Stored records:
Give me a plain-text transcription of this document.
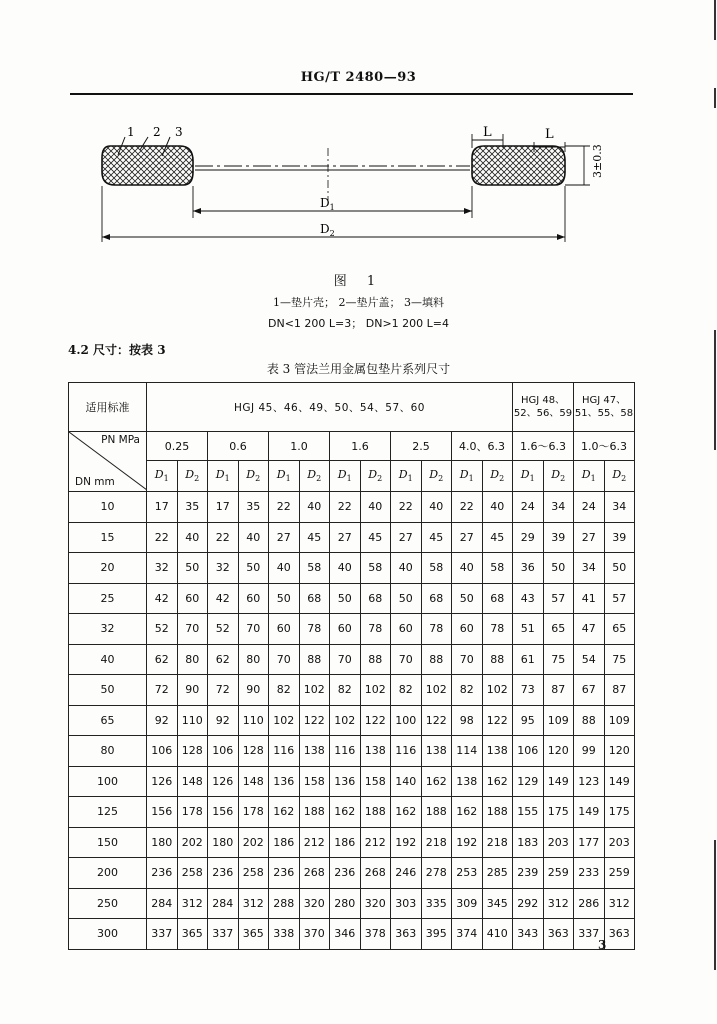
HG/T 2480—93
1 2 3	L	L
3±0.3
$D_1$
$D_2$
图 1
1—垫片壳； 2—垫片盖； 3—填料
DN<1 200 L=3； DN>1 200 L=4
4.2 尺寸：按表 3
表 3 管法兰用金属包垫片系列尺寸
适用标准	HGJ 45、46、49、50、54、57、60												HGJ 48、52、56、59		HGJ 47、51、55、58	

PN MPa
DN mm	0.25		0.6		1.0		1.6		2.5		4.0、6.3		1.6～6.3		1.0～6.3	
	$D_1$	$D_2$	$D_1$	$D_2$	$D_1$	$D_2$	$D_1$	$D_2$	$D_1$	$D_2$	$D_1$	$D_2$	$D_1$	$D_2$	$D_1$	$D_2$
10	17	35	17	35	22	40	22	40	22	40	22	40	24	34	24	34
15	22	40	22	40	27	45	27	45	27	45	27	45	29	39	27	39
20	32	50	32	50	40	58	40	58	40	58	40	58	36	50	34	50
25	42	60	42	60	50	68	50	68	50	68	50	68	43	57	41	57
32	52	70	52	70	60	78	60	78	60	78	60	78	51	65	47	65
40	62	80	62	80	70	88	70	88	70	88	70	88	61	75	54	75
50	72	90	72	90	82	102	82	102	82	102	82	102	73	87	67	87
65	92	110	92	110	102	122	102	122	100	122	98	122	95	109	88	109
80	106	128	106	128	116	138	116	138	116	138	114	138	106	120	99	120
100	126	148	126	148	136	158	136	158	140	162	138	162	129	149	123	149
125	156	178	156	178	162	188	162	188	162	188	162	188	155	175	149	175
150	180	202	180	202	186	212	186	212	192	218	192	218	183	203	177	203
200	236	258	236	258	236	268	236	268	246	278	253	285	239	259	233	259
250	284	312	284	312	288	320	280	320	303	335	309	345	292	312	286	312
300	337	365	337	365	338	370	346	378	363	395	374	410	343	363	337	363
3
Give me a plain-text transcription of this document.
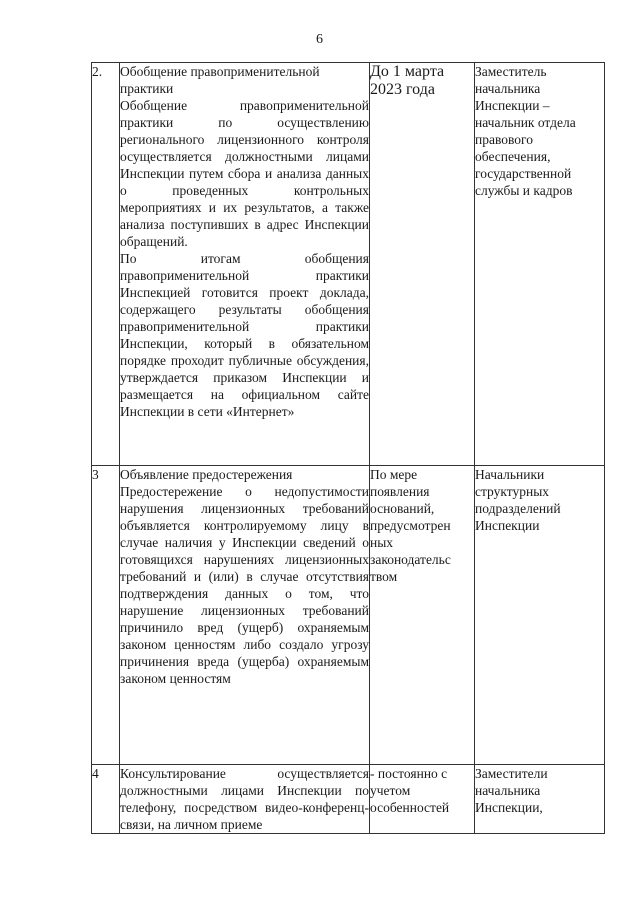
6
2.	Обобщение правоприменительной практики
Обобщение правоприменительной практики по осуществлению регионального лицензионного контроля осуществляется должностными лицами Инспекции путем сбора и анализа данных о проведенных контрольных мероприятиях и их результатов, а также анализа поступивших в адрес Инспекции обращений.
По итогам обобщения правоприменительной практики Инспекцией готовится проект доклада, содержащего результаты обобщения правоприменительной практики Инспекции, который в обязательном порядке проходит публичные обсуждения, утверждается приказом Инспекции и размещается на официальном сайте Инспекции в сети «Интернет»	До 1 марта 2023 года	Заместитель начальника Инспекции – начальник отдела правового обеспечения, государственной службы и кадров

3	Объявление предостережения
Предостережение о недопустимости нарушения лицензионных требований объявляется контролируемому лицу в случае наличия у Инспекции сведений о готовящихся нарушениях лицензионных требований и (или) в случае отсутствия подтверждения данных о том, что нарушение лицензионных требований причинило вред (ущерб) охраняемым законом ценностям либо создало угрозу причинения вреда (ущерба) охраняемым законом ценностям	По мере появления оснований, предусмотрен ных законодательс твом	Начальники структурных подразделений Инспекции

4	Консультирование осуществляется должностными лицами Инспекции по телефону, посредством видео-конференц-связи, на личном приеме	- постоянно с учетом особенностей	Заместители начальника Инспекции,
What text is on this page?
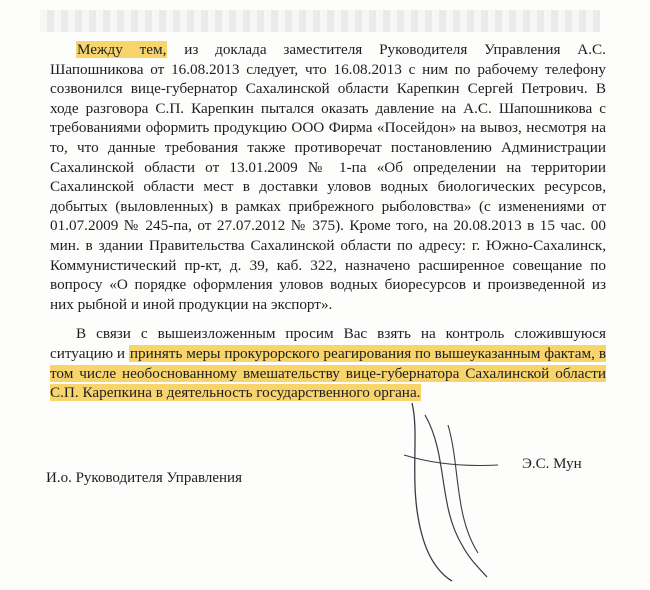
Между тем, из доклада заместителя Руководителя Управления А.С. Шапошникова от 16.08.2013 следует, что 16.08.2013 с ним по рабочему телефону созвонился вице-губернатор Сахалинской области Карепкин Сергей Петрович. В ходе разговора С.П. Карепкин пытался оказать давление на А.С. Шапошникова с требованиями оформить продукцию ООО Фирма «Посейдон» на вывоз, несмотря на то, что данные требования также противоречат постановлению Администрации Сахалинской области от 13.01.2009 № 1-па «Об определении на территории Сахалинской области мест в доставки уловов водных биологических ресурсов, добытых (выловленных) в рамках прибрежного рыболовства» (с изменениями от 01.07.2009 № 245-па, от 27.07.2012 № 375). Кроме того, на 20.08.2013 в 15 час. 00 мин. в здании Правительства Сахалинской области по адресу: г. Южно-Сахалинск, Коммунистический пр-кт, д. 39, каб. 322, назначено расширенное совещание по вопросу «О порядке оформления уловов водных биоресурсов и произведенной из них рыбной и иной продукции на экспорт».

В связи с вышеизложенным просим Вас взять на контроль сложившуюся ситуацию и принять меры прокурорского реагирования по вышеуказанным фактам, в том числе необоснованному вмешательству вице-губернатора Сахалинской области С.П. Карепкина в деятельность государственного органа.

И.о. Руководителя Управления
Э.С. Мун
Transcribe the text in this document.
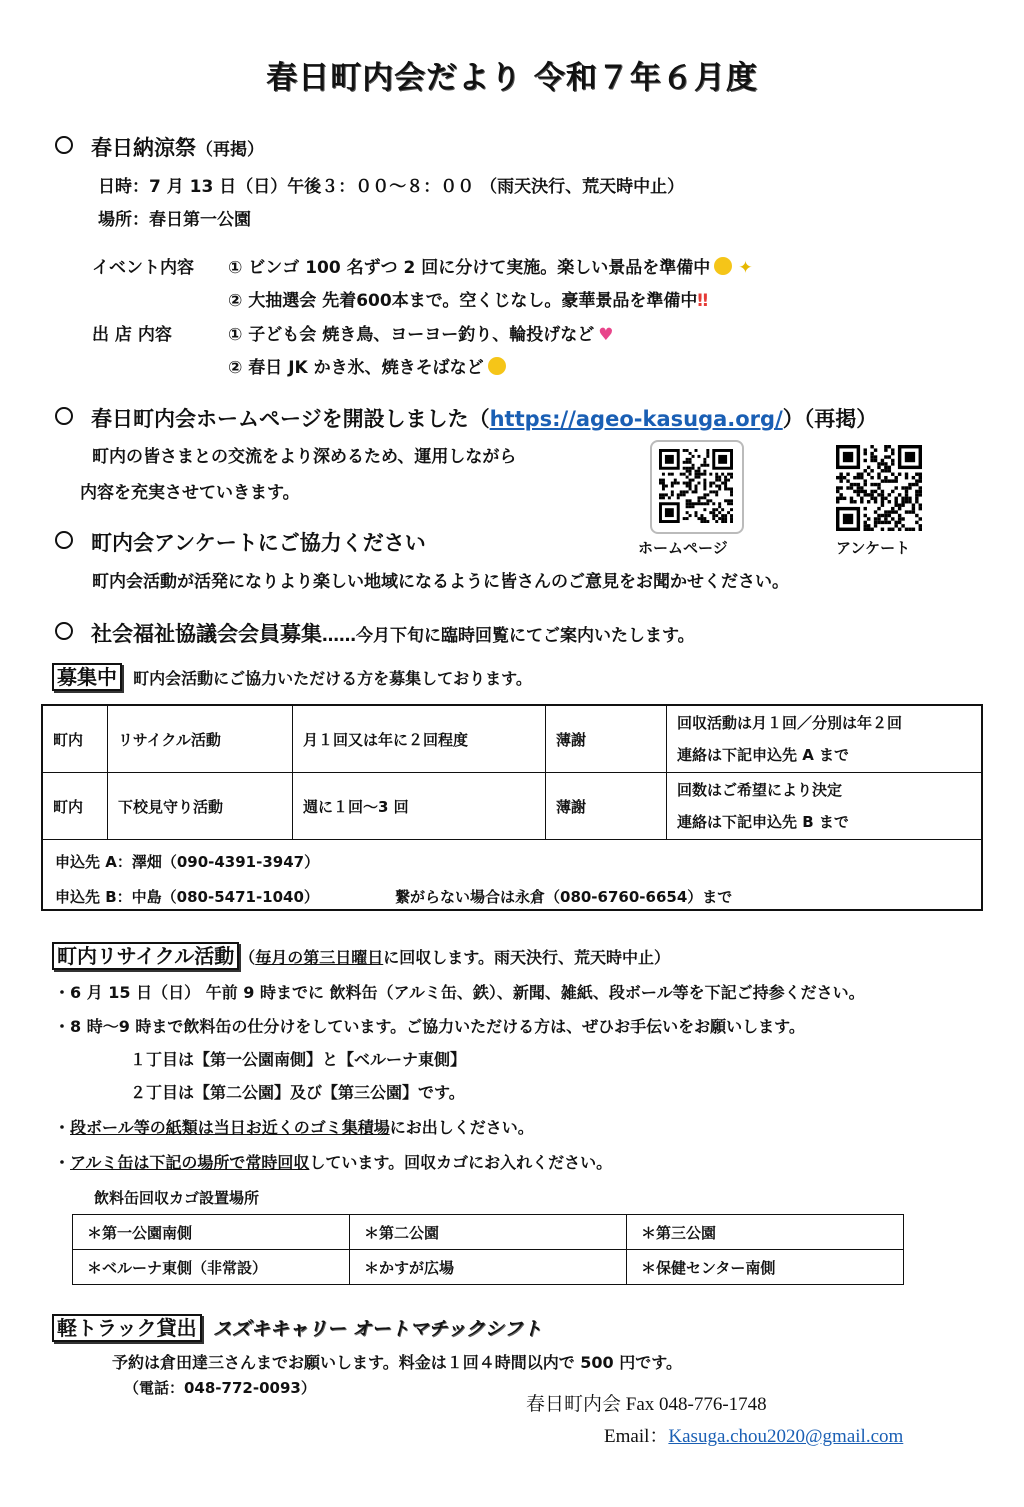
春日町内会だより 令和７年６月度
春日納涼祭（再掲）
日時：7 月 13 日（日）午後３：００～８：００ （雨天決行、荒天時中止）
場所：春日第一公園
イベント内容 ① ビンゴ 100 名ずつ 2 回に分けて実施。楽しい景品を準備中 ✦
② 大抽選会 先着600本まで。空くじなし。豪華景品を準備中‼
出 店 内容	① 子ども会 焼き鳥、ヨーヨー釣り、輪投げなど ♥
② 春日 JK かき氷、焼きそばなど
春日町内会ホームページを開設しました（https://ageo-kasuga.org/）（再掲）
町内の皆さまとの交流をより深めるため、運用しながら
内容を充実させていきます。
ホームページ	アンケート
町内会アンケートにご協力ください
町内会活動が活発になりより楽しい地域になるように皆さんのご意見をお聞かせください。
社会福祉協議会会員募集……今月下旬に臨時回覧にてご案内いたします。
募集中 町内会活動にご協力いただける方を募集しております。
町内	リサイクル活動	月１回又は年に２回程度	薄謝	回収活動は月１回／分別は年２回
連絡は下記申込先 A まで

町内	下校見守り活動	週に１回～3 回	薄謝	回数はご希望により決定
連絡は下記申込先 B まで
申込先 A：澤畑（090-4391-3947）
申込先 B：中島（080-5471-1040）	繋がらない場合は永倉（080-6760-6654）まで
町内リサイクル活動 （毎月の第三日曜日に回収します。雨天決行、荒天時中止）
・6 月 15 日（日） 午前 9 時までに 飲料缶（アルミ缶、鉄）、新聞、雑紙、段ボール等を下記ご持参ください。
・8 時～9 時まで飲料缶の仕分けをしています。ご協力いただける方は、ぜひお手伝いをお願いします。
１丁目は【第一公園南側】と【ベルーナ東側】
２丁目は【第二公園】及び【第三公園】です。
・段ボール等の紙類は当日お近くのゴミ集積場にお出しください。
・アルミ缶は下記の場所で常時回収しています。回収カゴにお入れください。
飲料缶回収カゴ設置場所
＊第一公園南側	＊第二公園	＊第三公園
＊ベルーナ東側（非常設）	＊かすが広場	＊保健センター南側
軽トラック貸出 スズキキャリー オートマチックシフト
予約は倉田達三さんまでお願いします。料金は１回４時間以内で 500 円です。
（電話：048-772-0093）
春日町内会 Fax 048-776-1748
Email：Kasuga.chou2020@gmail.com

# What is required
All of the data above should be transcribed verbatim, with pictures omitted.

# Problem solution
Give me a plain-text transcription of this document.
HG/T 2480—93
1 2 3	L	L
3±0.3
$D_1$
$D_2$
图 1
1—垫片壳； 2—垫片盖； 3—填料
DN<1 200 L=3； DN>1 200 L=4
4.2 尺寸：按表 3
表 3 管法兰用金属包垫片系列尺寸
适用标准	HGJ 45、46、49、50、54、57、60												HGJ 48、52、56、59		HGJ 47、51、55、58	

PN MPa
DN mm	0.25		0.6		1.0		1.6		2.5		4.0、6.3		1.6～6.3		1.0～6.3	
	$D_1$	$D_2$	$D_1$	$D_2$	$D_1$	$D_2$	$D_1$	$D_2$	$D_1$	$D_2$	$D_1$	$D_2$	$D_1$	$D_2$	$D_1$	$D_2$
10	17	35	17	35	22	40	22	40	22	40	22	40	24	34	24	34
15	22	40	22	40	27	45	27	45	27	45	27	45	29	39	27	39
20	32	50	32	50	40	58	40	58	40	58	40	58	36	50	34	50
25	42	60	42	60	50	68	50	68	50	68	50	68	43	57	41	57
32	52	70	52	70	60	78	60	78	60	78	60	78	51	65	47	65
40	62	80	62	80	70	88	70	88	70	88	70	88	61	75	54	75
50	72	90	72	90	82	102	82	102	82	102	82	102	73	87	67	87
65	92	110	92	110	102	122	102	122	100	122	98	122	95	109	88	109
80	106	128	106	128	116	138	116	138	116	138	114	138	106	120	99	120
100	126	148	126	148	136	158	136	158	140	162	138	162	129	149	123	149
125	156	178	156	178	162	188	162	188	162	188	162	188	155	175	149	175
150	180	202	180	202	186	212	186	212	192	218	192	218	183	203	177	203
200	236	258	236	258	236	268	236	268	246	278	253	285	239	259	233	259
250	284	312	284	312	288	320	280	320	303	335	309	345	292	312	286	312
300	337	365	337	365	338	370	346	378	363	395	374	410	343	363	337	363
3
Give me a plain-text transcription of this document.
6
2.	Обобщение правоприменительной практики
Обобщение правоприменительной практики по осуществлению регионального лицензионного контроля осуществляется должностными лицами Инспекции путем сбора и анализа данных о проведенных контрольных мероприятиях и их результатов, а также анализа поступивших в адрес Инспекции обращений.
По итогам обобщения правоприменительной практики Инспекцией готовится проект доклада, содержащего результаты обобщения правоприменительной практики Инспекции, который в обязательном порядке проходит публичные обсуждения, утверждается приказом Инспекции и размещается на официальном сайте Инспекции в сети «Интернет»	До 1 марта 2023 года	Заместитель начальника Инспекции – начальник отдела правового обеспечения, государственной службы и кадров

3	Объявление предостережения
Предостережение о недопустимости нарушения лицензионных требований объявляется контролируемому лицу в случае наличия у Инспекции сведений о готовящихся нарушениях лицензионных требований и (или) в случае отсутствия подтверждения данных о том, что нарушение лицензионных требований причинило вред (ущерб) охраняемым законом ценностям либо создало угрозу причинения вреда (ущерба) охраняемым законом ценностям	По мере появления оснований, предусмотрен ных законодательс твом	Начальники структурных подразделений Инспекции

4	Консультирование осуществляется должностными лицами Инспекции по телефону, посредством видео-конференц-связи, на личном приеме	- постоянно с учетом особенностей	Заместители начальника Инспекции,
What text is on this page?
Между тем, из доклада заместителя Руководителя Управления А.С. Шапошникова от 16.08.2013 следует, что 16.08.2013 с ним по рабочему телефону созвонился вице-губернатор Сахалинской области Карепкин Сергей Петрович. В ходе разговора С.П. Карепкин пытался оказать давление на А.С. Шапошникова с требованиями оформить продукцию ООО Фирма «Посейдон» на вывоз, несмотря на то, что данные требования также противоречат постановлению Администрации Сахалинской области от 13.01.2009 № 1-па «Об определении на территории Сахалинской области мест в доставки уловов водных биологических ресурсов, добытых (выловленных) в рамках прибрежного рыболовства» (с изменениями от 01.07.2009 № 245-па, от 27.07.2012 № 375). Кроме того, на 20.08.2013 в 15 час. 00 мин. в здании Правительства Сахалинской области по адресу: г. Южно-Сахалинск, Коммунистический пр-кт, д. 39, каб. 322, назначено расширенное совещание по вопросу «О порядке оформления уловов водных биоресурсов и произведенной из них рыбной и иной продукции на экспорт».

В связи с вышеизложенным просим Вас взять на контроль сложившуюся ситуацию и принять меры прокурорского реагирования по вышеуказанным фактам, в том числе необоснованному вмешательству вице-губернатора Сахалинской области С.П. Карепкина в деятельность государственного органа.

И.о. Руководителя Управления
Э.С. Мун
Transcribe the text in this document.
春日町内会だより 令和７年６月度
春日納涼祭（再掲）
日時：7 月 13 日（日）午後３：００～８：００ （雨天決行、荒天時中止）
場所：春日第一公園
イベント内容 ① ビンゴ 100 名ずつ 2 回に分けて実施。楽しい景品を準備中 ✦
② 大抽選会 先着600本まで。空くじなし。豪華景品を準備中‼
出 店 内容	① 子ども会 焼き鳥、ヨーヨー釣り、輪投げなど ♥
② 春日 JK かき氷、焼きそばなど
春日町内会ホームページを開設しました（https://ageo-kasuga.org/）（再掲）
町内の皆さまとの交流をより深めるため、運用しながら
内容を充実させていきます。
ホームページ	アンケート
町内会アンケートにご協力ください
町内会活動が活発になりより楽しい地域になるように皆さんのご意見をお聞かせください。
社会福祉協議会会員募集……今月下旬に臨時回覧にてご案内いたします。
募集中 町内会活動にご協力いただける方を募集しております。
町内	リサイクル活動	月１回又は年に２回程度	薄謝	回収活動は月１回／分別は年２回
連絡は下記申込先 A まで

町内	下校見守り活動	週に１回～3 回	薄謝	回数はご希望により決定
連絡は下記申込先 B まで
申込先 A：澤畑（090-4391-3947）
申込先 B：中島（080-5471-1040）	繋がらない場合は永倉（080-6760-6654）まで
町内リサイクル活動 （毎月の第三日曜日に回収します。雨天決行、荒天時中止）
・6 月 15 日（日） 午前 9 時までに 飲料缶（アルミ缶、鉄）、新聞、雑紙、段ボール等を下記ご持参ください。
・8 時～9 時まで飲料缶の仕分けをしています。ご協力いただける方は、ぜひお手伝いをお願いします。
１丁目は【第一公園南側】と【ベルーナ東側】
２丁目は【第二公園】及び【第三公園】です。
・段ボール等の紙類は当日お近くのゴミ集積場にお出しください。
・アルミ缶は下記の場所で常時回収しています。回収カゴにお入れください。
飲料缶回収カゴ設置場所
＊第一公園南側	＊第二公園	＊第三公園
＊ベルーナ東側（非常設）	＊かすが広場	＊保健センター南側
軽トラック貸出 スズキキャリー オートマチックシフト
予約は倉田達三さんまでお願いします。料金は１回４時間以内で 500 円です。
（電話：048-772-0093）
春日町内会 Fax 048-776-1748
Email：Kasuga.chou2020@gmail.com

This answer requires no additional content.